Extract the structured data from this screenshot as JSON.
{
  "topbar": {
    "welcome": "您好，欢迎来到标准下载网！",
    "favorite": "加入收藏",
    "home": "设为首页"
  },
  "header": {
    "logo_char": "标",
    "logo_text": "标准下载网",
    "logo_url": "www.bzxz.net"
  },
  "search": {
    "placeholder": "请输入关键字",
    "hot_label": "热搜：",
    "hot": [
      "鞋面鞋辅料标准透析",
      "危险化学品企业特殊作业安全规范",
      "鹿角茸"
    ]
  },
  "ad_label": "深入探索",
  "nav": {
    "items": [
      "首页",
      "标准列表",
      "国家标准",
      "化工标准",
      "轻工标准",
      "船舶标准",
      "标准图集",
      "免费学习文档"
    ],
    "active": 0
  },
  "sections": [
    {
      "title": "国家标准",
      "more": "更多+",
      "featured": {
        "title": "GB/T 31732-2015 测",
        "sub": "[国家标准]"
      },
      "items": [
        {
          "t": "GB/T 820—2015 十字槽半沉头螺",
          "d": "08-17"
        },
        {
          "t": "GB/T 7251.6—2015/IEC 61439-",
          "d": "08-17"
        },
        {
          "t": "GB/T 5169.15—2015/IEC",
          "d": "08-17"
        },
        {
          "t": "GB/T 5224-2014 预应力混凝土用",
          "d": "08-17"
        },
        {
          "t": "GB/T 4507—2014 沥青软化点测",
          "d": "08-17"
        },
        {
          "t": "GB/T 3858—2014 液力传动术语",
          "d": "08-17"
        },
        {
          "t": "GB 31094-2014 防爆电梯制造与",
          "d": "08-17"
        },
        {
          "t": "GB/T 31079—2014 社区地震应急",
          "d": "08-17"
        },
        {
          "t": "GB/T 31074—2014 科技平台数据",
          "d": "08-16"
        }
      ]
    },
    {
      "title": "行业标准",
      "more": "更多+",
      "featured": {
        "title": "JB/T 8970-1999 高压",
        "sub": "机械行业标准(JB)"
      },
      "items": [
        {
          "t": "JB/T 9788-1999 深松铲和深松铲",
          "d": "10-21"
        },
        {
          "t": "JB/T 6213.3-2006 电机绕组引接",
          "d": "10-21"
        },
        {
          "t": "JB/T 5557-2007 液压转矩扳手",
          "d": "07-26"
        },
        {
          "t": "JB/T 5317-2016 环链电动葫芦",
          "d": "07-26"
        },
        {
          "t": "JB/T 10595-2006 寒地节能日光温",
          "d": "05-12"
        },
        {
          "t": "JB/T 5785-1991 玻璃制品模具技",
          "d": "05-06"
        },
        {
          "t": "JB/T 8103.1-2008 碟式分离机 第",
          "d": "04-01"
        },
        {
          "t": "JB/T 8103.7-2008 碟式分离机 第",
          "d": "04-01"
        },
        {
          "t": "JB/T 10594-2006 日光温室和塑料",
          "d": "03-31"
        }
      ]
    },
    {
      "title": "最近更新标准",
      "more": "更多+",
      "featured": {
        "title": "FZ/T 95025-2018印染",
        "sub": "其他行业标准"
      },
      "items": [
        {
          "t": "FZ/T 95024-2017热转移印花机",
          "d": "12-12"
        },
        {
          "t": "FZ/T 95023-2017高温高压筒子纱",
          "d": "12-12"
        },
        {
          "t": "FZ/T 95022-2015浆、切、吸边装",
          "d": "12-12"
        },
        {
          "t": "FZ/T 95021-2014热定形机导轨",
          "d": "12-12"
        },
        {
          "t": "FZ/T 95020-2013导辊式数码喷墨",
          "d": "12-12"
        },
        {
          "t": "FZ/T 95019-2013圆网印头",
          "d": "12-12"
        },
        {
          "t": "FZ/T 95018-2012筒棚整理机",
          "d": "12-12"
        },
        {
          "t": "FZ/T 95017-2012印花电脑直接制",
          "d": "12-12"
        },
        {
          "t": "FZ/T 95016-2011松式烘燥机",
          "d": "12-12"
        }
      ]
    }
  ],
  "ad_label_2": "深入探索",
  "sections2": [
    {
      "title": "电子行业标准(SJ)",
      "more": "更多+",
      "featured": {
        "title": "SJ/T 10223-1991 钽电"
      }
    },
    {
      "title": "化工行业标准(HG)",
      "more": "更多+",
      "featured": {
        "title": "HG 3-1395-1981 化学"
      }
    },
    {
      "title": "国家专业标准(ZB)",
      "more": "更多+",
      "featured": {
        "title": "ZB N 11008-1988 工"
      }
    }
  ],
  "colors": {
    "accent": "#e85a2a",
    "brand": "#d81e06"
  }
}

──────────────────────────────

### Work instructions
Take the data above and return it exactly.

### Final result
Extract the structured data from this screenshot as JSON.
{
  "topbar": {
    "welcome": "您好，欢迎来到标准下载网！",
    "favorite": "加入收藏",
    "home": "设为首页"
  },
  "header": {
    "logo_char": "标",
    "logo_text": "标准下载网",
    "logo_url": "www.bzxz.net"
  },
  "search": {
    "placeholder": "请输入关键字",
    "hot_label": "热搜：",
    "hot": [
      "鞋面鞋辅料标准透析",
      "危险化学品企业特殊作业安全规范",
      "鹿角茸"
    ]
  },
  "ad_label": "深入探索",
  "nav": {
    "items": [
      "首页",
      "标准列表",
      "国家标准",
      "化工标准",
      "轻工标准",
      "船舶标准",
      "标准图集",
      "免费学习文档"
    ],
    "active": 0
  },
  "sections": [
    {
      "title": "国家标准",
      "more": "更多+",
      "featured": {
        "title": "GB/T 31732-2015 测",
        "sub": "[国家标准]"
      },
      "items": [
        {
          "t": "GB/T 820—2015 十字槽半沉头螺",
          "d": "08-17"
        },
        {
          "t": "GB/T 7251.6—2015/IEC 61439-",
          "d": "08-17"
        },
        {
          "t": "GB/T 5169.15—2015/IEC",
          "d": "08-17"
        },
        {
          "t": "GB/T 5224-2014 预应力混凝土用",
          "d": "08-17"
        },
        {
          "t": "GB/T 4507—2014 沥青软化点测",
          "d": "08-17"
        },
        {
          "t": "GB/T 3858—2014 液力传动术语",
          "d": "08-17"
        },
        {
          "t": "GB 31094-2014 防爆电梯制造与",
          "d": "08-17"
        },
        {
          "t": "GB/T 31079—2014 社区地震应急",
          "d": "08-17"
        },
        {
          "t": "GB/T 31074—2014 科技平台数据",
          "d": "08-16"
        }
      ]
    },
    {
      "title": "行业标准",
      "more": "更多+",
      "featured": {
        "title": "JB/T 8970-1999 高压",
        "sub": "机械行业标准(JB)"
      },
      "items": [
        {
          "t": "JB/T 9788-1999 深松铲和深松铲",
          "d": "10-21"
        },
        {
          "t": "JB/T 6213.3-2006 电机绕组引接",
          "d": "10-21"
        },
        {
          "t": "JB/T 5557-2007 液压转矩扳手",
          "d": "07-26"
        },
        {
          "t": "JB/T 5317-2016 环链电动葫芦",
          "d": "07-26"
        },
        {
          "t": "JB/T 10595-2006 寒地节能日光温",
          "d": "05-12"
        },
        {
          "t": "JB/T 5785-1991 玻璃制品模具技",
          "d": "05-06"
        },
        {
          "t": "JB/T 8103.1-2008 碟式分离机 第",
          "d": "04-01"
        },
        {
          "t": "JB/T 8103.7-2008 碟式分离机 第",
          "d": "04-01"
        },
        {
          "t": "JB/T 10594-2006 日光温室和塑料",
          "d": "03-31"
        }
      ]
    },
    {
      "title": "最近更新标准",
      "more": "更多+",
      "featured": {
        "title": "FZ/T 95025-2018印染",
        "sub": "其他行业标准"
      },
      "items": [
        {
          "t": "FZ/T 95024-2017热转移印花机",
          "d": "12-12"
        },
        {
          "t": "FZ/T 95023-2017高温高压筒子纱",
          "d": "12-12"
        },
        {
          "t": "FZ/T 95022-2015浆、切、吸边装",
          "d": "12-12"
        },
        {
          "t": "FZ/T 95021-2014热定形机导轨",
          "d": "12-12"
        },
        {
          "t": "FZ/T 95020-2013导辊式数码喷墨",
          "d": "12-12"
        },
        {
          "t": "FZ/T 95019-2013圆网印头",
          "d": "12-12"
        },
        {
          "t": "FZ/T 95018-2012筒棚整理机",
          "d": "12-12"
        },
        {
          "t": "FZ/T 95017-2012印花电脑直接制",
          "d": "12-12"
        },
        {
          "t": "FZ/T 95016-2011松式烘燥机",
          "d": "12-12"
        }
      ]
    }
  ],
  "ad_label_2": "深入探索",
  "sections2": [
    {
      "title": "电子行业标准(SJ)",
      "more": "更多+",
      "featured": {
        "title": "SJ/T 10223-1991 钽电"
      }
    },
    {
      "title": "化工行业标准(HG)",
      "more": "更多+",
      "featured": {
        "title": "HG 3-1395-1981 化学"
      }
    },
    {
      "title": "国家专业标准(ZB)",
      "more": "更多+",
      "featured": {
        "title": "ZB N 11008-1988 工"
      }
    }
  ],
  "colors": {
    "accent": "#e85a2a",
    "brand": "#d81e06"
  }
}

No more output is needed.